-- START Available data --

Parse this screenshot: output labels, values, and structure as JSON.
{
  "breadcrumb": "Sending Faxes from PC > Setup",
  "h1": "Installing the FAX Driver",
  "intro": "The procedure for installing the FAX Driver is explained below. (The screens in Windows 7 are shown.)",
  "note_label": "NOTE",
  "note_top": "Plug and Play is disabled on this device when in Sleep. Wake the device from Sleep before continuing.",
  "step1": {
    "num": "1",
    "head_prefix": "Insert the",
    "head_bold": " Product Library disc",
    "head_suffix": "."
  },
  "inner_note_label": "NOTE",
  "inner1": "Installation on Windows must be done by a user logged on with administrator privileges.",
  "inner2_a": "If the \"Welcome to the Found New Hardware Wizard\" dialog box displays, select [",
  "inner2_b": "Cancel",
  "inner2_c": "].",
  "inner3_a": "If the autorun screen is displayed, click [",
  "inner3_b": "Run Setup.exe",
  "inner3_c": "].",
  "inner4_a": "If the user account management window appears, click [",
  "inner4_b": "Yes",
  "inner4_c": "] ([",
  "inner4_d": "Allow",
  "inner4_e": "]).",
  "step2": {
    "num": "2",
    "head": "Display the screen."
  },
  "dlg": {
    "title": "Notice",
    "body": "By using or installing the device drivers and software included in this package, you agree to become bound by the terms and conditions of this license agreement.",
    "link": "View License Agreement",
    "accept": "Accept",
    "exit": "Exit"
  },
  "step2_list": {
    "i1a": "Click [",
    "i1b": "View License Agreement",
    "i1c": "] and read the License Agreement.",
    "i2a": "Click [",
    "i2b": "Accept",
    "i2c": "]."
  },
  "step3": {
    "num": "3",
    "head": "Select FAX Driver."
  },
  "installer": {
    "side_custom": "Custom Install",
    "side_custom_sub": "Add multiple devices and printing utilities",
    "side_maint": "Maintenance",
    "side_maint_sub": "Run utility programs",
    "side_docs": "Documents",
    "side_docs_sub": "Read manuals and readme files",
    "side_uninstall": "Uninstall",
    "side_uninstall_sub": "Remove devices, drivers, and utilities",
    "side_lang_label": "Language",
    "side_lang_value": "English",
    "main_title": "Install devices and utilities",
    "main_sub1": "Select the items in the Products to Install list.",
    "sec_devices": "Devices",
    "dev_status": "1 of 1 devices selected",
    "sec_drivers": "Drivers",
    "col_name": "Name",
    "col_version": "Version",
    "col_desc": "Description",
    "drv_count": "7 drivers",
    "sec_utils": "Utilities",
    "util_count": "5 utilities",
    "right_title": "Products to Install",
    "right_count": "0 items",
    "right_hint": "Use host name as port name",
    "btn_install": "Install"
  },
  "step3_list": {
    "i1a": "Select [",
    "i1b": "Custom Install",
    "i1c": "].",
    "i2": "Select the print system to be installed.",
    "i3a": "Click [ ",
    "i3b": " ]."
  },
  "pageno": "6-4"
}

-- END Available data --

▸ **Goal**
In the entries above, identify every line with the string "Windows".

▸ **Exercise solution**
  "intro": "The procedure for installing the FAX Driver is explained below. (The screens in Windows 7 are shown.)",
  "inner1": "Installation on Windows must be done by a user logged on with administrator privileges.",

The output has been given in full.